Data in this exercise:
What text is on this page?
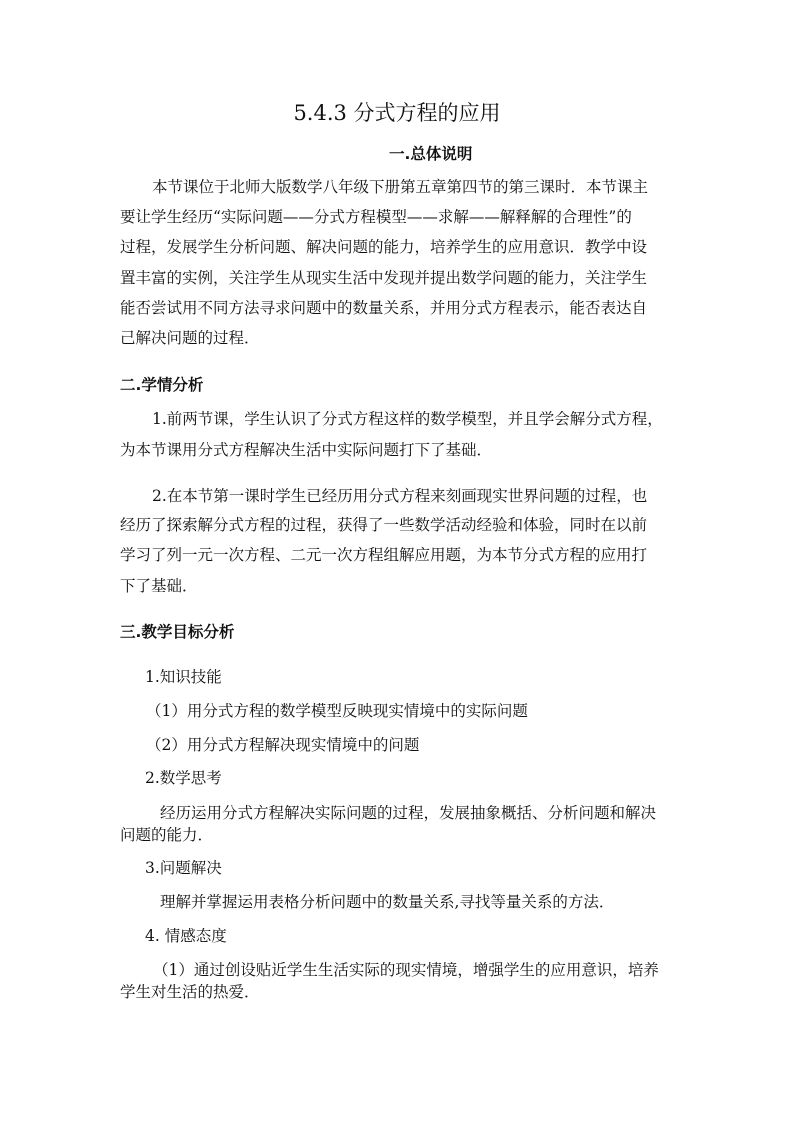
5.4.3 分式方程的应用
一.总体说明
本节课位于北师大版数学八年级下册第五章第四节的第三课时．本节课主
要让学生经历“实际问题——分式方程模型——求解——解释解的合理性”的
过程，发展学生分析问题、解决问题的能力，培养学生的应用意识．教学中设
置丰富的实例，关注学生从现实生活中发现并提出数学问题的能力，关注学生
能否尝试用不同方法寻求问题中的数量关系，并用分式方程表示，能否表达自
己解决问题的过程．
二.学情分析
1.前两节课，学生认识了分式方程这样的数学模型，并且学会解分式方程，
为本节课用分式方程解决生活中实际问题打下了基础．
2.在本节第一课时学生已经历用分式方程来刻画现实世界问题的过程，也
经历了探索解分式方程的过程，获得了一些数学活动经验和体验，同时在以前
学习了列一元一次方程、二元一次方程组解应用题，为本节分式方程的应用打
下了基础．
三.教学目标分析
1.知识技能
（1）用分式方程的数学模型反映现实情境中的实际问题
（2）用分式方程解决现实情境中的问题
2.数学思考
经历运用分式方程解决实际问题的过程，发展抽象概括、分析问题和解决
问题的能力．
3.问题解决
理解并掌握运用表格分析问题中的数量关系,寻找等量关系的方法．
4. 情感态度
（1）通过创设贴近学生生活实际的现实情境，增强学生的应用意识，培养
学生对生活的热爱．
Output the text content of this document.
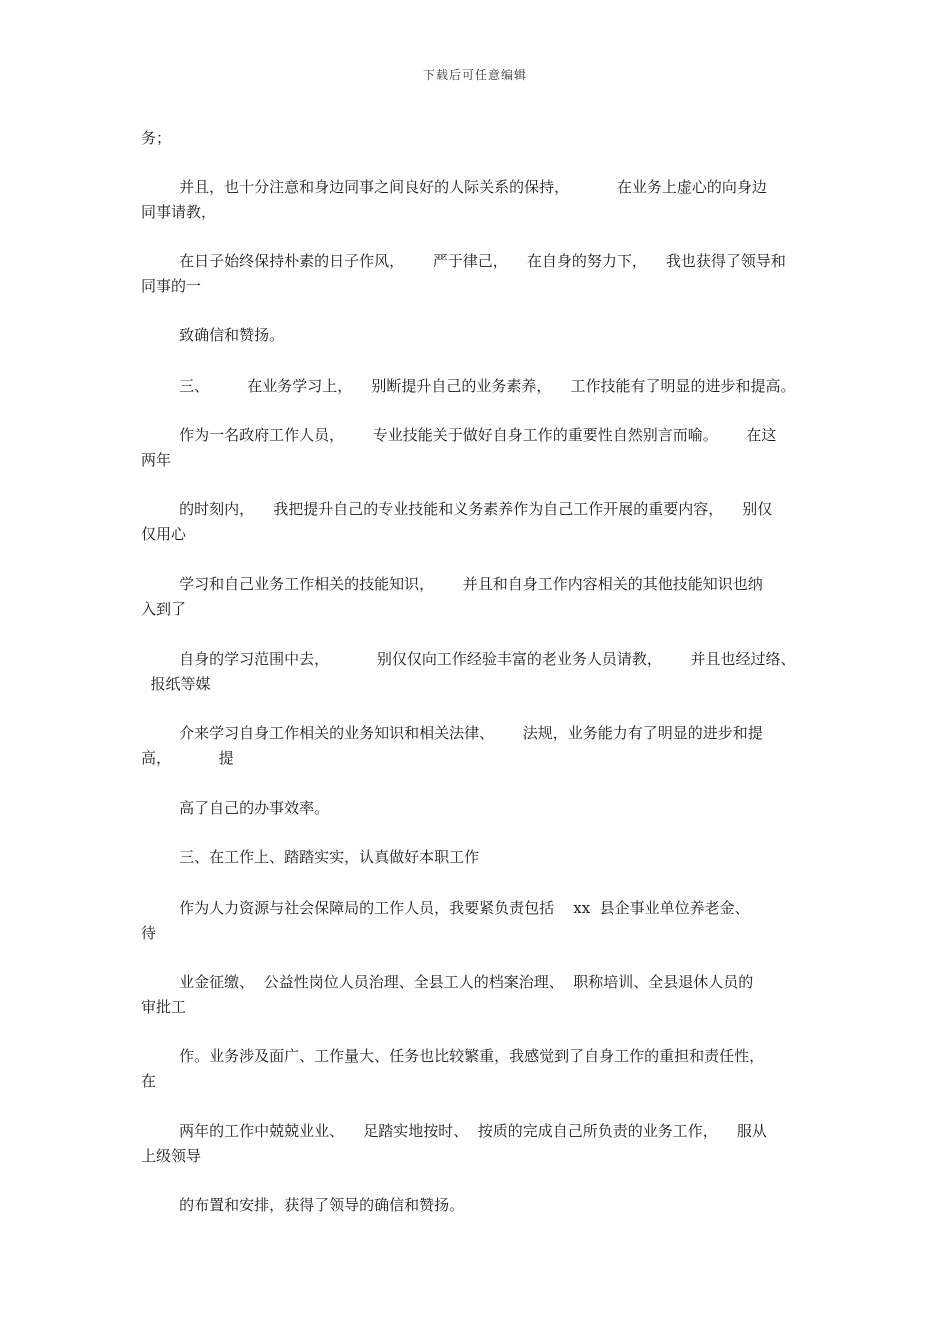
下载后可任意编辑

务；

并且，也十分注意和身边同事之间良好的人际关系的保持，          在业务上虚心的向身边
同事请教，

在日子始终保持朴素的日子作风，      严于律己，    在自身的努力下，    我也获得了领导和
同事的一

致确信和赞扬。

三、        在业务学习上，    别断提升自己的业务素养，    工作技能有了明显的进步和提高。

作为一名政府工作人员，      专业技能关于做好自身工作的重要性自然别言而喻。      在这
两年

的时刻内，    我把提升自己的专业技能和义务素养作为自己工作开展的重要内容，    别仅
仅用心

学习和自己业务工作相关的技能知识，      并且和自身工作内容相关的其他技能知识也纳
入到了

自身的学习范围中去，          别仅仅向工作经验丰富的老业务人员请教，      并且也经过络、
报纸等媒

介来学习自身工作相关的业务知识和相关法律、      法规，业务能力有了明显的进步和提
高，          提

高了自己的办事效率。

三、在工作上、踏踏实实，认真做好本职工作

作为人力资源与社会保障局的工作人员，我要紧负责包括    xx  县企事业单位养老金、
待

业金征缴、  公益性岗位人员治理、全县工人的档案治理、  职称培训、全县退休人员的
审批工

作。业务涉及面广、工作量大、任务也比较繁重，我感觉到了自身工作的重担和责任性，
在

两年的工作中兢兢业业、    足踏实地按时、  按质的完成自己所负责的业务工作，    服从
上级领导

的布置和安排，获得了领导的确信和赞扬。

What needs to be done: Leave out the pictures and return every record word for word.

The completed task:
What text is on this page?
5.4.3 分式方程的应用
一.总体说明
本节课位于北师大版数学八年级下册第五章第四节的第三课时．本节课主
要让学生经历“实际问题——分式方程模型——求解——解释解的合理性”的
过程，发展学生分析问题、解决问题的能力，培养学生的应用意识．教学中设
置丰富的实例，关注学生从现实生活中发现并提出数学问题的能力，关注学生
能否尝试用不同方法寻求问题中的数量关系，并用分式方程表示，能否表达自
己解决问题的过程．
二.学情分析
1.前两节课，学生认识了分式方程这样的数学模型，并且学会解分式方程，
为本节课用分式方程解决生活中实际问题打下了基础．
2.在本节第一课时学生已经历用分式方程来刻画现实世界问题的过程，也
经历了探索解分式方程的过程，获得了一些数学活动经验和体验，同时在以前
学习了列一元一次方程、二元一次方程组解应用题，为本节分式方程的应用打
下了基础．
三.教学目标分析
1.知识技能
（1）用分式方程的数学模型反映现实情境中的实际问题
（2）用分式方程解决现实情境中的问题
2.数学思考
经历运用分式方程解决实际问题的过程，发展抽象概括、分析问题和解决
问题的能力．
3.问题解决
理解并掌握运用表格分析问题中的数量关系,寻找等量关系的方法．
4. 情感态度
（1）通过创设贴近学生生活实际的现实情境，增强学生的应用意识，培养
学生对生活的热爱．
Output the text content of this document.
下载后可任意编辑

务；

并且，也十分注意和身边同事之间良好的人际关系的保持，          在业务上虚心的向身边
同事请教，

在日子始终保持朴素的日子作风，      严于律己，    在自身的努力下，    我也获得了领导和
同事的一

致确信和赞扬。

三、        在业务学习上，    别断提升自己的业务素养，    工作技能有了明显的进步和提高。

作为一名政府工作人员，      专业技能关于做好自身工作的重要性自然别言而喻。      在这
两年

的时刻内，    我把提升自己的专业技能和义务素养作为自己工作开展的重要内容，    别仅
仅用心

学习和自己业务工作相关的技能知识，      并且和自身工作内容相关的其他技能知识也纳
入到了

自身的学习范围中去，          别仅仅向工作经验丰富的老业务人员请教，      并且也经过络、
报纸等媒

介来学习自身工作相关的业务知识和相关法律、      法规，业务能力有了明显的进步和提
高，          提

高了自己的办事效率。

三、在工作上、踏踏实实，认真做好本职工作

作为人力资源与社会保障局的工作人员，我要紧负责包括    xx  县企事业单位养老金、
待

业金征缴、  公益性岗位人员治理、全县工人的档案治理、  职称培训、全县退休人员的
审批工

作。业务涉及面广、工作量大、任务也比较繁重，我感觉到了自身工作的重担和责任性，
在

两年的工作中兢兢业业、    足踏实地按时、  按质的完成自己所负责的业务工作，    服从
上级领导

的布置和安排，获得了领导的确信和赞扬。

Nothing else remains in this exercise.